__The task__
Rewrite everything in the listing from its first line down to the line containing "213, 2037, 1355]", changing "x-tick-mark" to "x-axis-tick" and leaving all else as it is.

__Information provided__
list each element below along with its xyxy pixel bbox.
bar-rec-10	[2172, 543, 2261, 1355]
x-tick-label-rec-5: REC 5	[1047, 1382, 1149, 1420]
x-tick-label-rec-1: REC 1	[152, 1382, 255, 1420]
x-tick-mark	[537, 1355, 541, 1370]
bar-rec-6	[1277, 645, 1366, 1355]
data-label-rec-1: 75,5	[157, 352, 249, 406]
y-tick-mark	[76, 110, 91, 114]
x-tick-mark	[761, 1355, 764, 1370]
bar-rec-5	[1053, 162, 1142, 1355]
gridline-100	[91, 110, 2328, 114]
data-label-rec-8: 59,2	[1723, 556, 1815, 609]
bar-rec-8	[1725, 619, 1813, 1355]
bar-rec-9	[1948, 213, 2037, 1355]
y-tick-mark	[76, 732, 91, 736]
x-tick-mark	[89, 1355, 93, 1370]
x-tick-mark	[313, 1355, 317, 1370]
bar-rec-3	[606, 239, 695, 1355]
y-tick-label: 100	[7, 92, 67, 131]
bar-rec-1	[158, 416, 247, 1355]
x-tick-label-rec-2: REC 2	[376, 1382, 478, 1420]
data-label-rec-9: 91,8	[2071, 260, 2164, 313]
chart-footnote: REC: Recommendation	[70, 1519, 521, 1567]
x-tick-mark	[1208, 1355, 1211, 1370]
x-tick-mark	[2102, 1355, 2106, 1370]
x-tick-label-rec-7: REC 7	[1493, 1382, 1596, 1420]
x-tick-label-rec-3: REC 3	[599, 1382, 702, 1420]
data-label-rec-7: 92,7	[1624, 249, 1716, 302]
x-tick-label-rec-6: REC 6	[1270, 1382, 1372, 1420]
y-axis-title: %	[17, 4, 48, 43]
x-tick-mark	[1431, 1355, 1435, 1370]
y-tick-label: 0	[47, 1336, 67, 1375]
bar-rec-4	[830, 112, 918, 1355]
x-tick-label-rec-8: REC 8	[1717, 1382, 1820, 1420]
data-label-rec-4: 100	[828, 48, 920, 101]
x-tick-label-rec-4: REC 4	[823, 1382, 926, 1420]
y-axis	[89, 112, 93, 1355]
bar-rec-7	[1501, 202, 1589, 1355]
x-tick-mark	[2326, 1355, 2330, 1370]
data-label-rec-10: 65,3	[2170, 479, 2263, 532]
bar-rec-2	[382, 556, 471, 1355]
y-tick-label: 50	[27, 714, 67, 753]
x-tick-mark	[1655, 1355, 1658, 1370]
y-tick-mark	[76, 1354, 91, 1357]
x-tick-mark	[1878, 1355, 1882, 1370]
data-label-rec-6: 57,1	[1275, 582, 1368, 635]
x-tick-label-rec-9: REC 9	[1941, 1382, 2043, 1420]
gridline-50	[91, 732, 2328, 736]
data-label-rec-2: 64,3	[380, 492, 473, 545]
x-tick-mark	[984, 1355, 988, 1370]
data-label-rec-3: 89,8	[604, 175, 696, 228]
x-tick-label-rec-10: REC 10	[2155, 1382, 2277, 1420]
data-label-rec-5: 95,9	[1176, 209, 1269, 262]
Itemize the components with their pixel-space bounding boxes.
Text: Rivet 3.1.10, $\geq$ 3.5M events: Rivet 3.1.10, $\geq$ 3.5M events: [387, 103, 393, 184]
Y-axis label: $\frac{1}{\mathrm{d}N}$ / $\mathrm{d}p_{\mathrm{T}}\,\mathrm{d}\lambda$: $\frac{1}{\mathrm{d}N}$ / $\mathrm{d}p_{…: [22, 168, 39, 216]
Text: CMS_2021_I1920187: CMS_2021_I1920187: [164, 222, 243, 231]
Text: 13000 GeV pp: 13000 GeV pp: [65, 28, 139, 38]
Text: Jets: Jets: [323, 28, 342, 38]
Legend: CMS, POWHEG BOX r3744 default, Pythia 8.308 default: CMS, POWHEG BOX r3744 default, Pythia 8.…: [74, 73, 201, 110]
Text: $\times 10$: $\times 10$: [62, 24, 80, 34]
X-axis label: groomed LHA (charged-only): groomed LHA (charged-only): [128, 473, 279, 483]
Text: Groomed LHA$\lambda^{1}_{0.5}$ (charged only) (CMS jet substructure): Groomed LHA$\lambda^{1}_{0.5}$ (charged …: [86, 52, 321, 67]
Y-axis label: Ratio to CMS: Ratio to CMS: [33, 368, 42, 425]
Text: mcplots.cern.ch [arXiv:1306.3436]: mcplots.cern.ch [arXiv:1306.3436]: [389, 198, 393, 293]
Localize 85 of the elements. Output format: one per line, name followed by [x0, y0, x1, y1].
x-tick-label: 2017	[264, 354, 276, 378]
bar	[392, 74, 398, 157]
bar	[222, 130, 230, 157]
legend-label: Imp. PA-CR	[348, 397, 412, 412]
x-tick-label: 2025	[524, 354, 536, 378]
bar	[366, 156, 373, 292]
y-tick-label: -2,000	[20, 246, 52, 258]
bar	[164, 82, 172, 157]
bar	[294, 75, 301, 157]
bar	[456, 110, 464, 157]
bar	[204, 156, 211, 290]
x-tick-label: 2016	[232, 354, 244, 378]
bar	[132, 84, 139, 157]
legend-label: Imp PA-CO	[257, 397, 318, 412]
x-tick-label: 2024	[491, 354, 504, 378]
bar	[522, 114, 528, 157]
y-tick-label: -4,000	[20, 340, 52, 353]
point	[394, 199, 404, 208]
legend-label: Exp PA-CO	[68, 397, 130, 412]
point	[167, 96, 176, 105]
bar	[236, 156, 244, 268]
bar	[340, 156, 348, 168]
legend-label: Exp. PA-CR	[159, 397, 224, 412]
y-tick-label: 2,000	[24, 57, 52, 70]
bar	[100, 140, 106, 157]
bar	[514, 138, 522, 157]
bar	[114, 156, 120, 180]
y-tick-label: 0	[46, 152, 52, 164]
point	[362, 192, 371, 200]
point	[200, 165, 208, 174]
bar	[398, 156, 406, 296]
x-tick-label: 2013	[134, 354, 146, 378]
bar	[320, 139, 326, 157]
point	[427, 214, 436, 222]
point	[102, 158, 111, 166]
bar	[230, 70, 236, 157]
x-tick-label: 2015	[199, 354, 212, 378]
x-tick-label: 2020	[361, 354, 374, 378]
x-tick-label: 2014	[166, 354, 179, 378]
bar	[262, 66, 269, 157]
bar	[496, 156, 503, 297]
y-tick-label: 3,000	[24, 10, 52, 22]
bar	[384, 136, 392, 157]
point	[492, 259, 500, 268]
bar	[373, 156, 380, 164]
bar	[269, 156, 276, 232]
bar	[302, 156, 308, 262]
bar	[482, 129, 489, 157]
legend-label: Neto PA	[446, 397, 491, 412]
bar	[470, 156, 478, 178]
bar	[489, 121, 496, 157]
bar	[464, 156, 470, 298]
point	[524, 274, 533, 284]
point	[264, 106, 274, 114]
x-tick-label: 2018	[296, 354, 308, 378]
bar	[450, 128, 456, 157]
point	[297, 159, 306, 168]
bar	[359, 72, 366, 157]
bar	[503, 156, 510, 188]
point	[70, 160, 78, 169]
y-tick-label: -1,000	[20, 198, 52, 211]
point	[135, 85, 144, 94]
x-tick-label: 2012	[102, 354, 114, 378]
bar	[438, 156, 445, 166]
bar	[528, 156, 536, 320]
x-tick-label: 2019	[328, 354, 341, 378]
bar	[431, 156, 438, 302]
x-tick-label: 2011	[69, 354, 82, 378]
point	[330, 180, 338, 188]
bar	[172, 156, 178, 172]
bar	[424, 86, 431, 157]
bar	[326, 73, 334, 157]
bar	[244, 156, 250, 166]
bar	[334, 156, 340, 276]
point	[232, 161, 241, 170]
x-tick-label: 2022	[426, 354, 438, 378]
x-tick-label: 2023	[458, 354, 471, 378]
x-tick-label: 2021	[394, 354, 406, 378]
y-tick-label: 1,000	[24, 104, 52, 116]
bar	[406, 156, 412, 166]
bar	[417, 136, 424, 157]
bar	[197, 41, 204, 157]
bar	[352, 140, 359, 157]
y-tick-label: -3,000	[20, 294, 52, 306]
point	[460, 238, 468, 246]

__Final answer__
list each element below along with its xyxy pixel bbox.
bar-rec-10	[2172, 543, 2261, 1355]
x-tick-label-rec-5: REC 5	[1047, 1382, 1149, 1420]
x-tick-label-rec-1: REC 1	[152, 1382, 255, 1420]
x-axis-tick	[537, 1355, 541, 1370]
bar-rec-6	[1277, 645, 1366, 1355]
data-label-rec-1: 75,5	[157, 352, 249, 406]
y-tick-mark	[76, 110, 91, 114]
x-axis-tick	[761, 1355, 764, 1370]
bar-rec-5	[1053, 162, 1142, 1355]
gridline-100	[91, 110, 2328, 114]
data-label-rec-8: 59,2	[1723, 556, 1815, 609]
bar-rec-8	[1725, 619, 1813, 1355]
bar-rec-9	[1948, 213, 2037, 1355]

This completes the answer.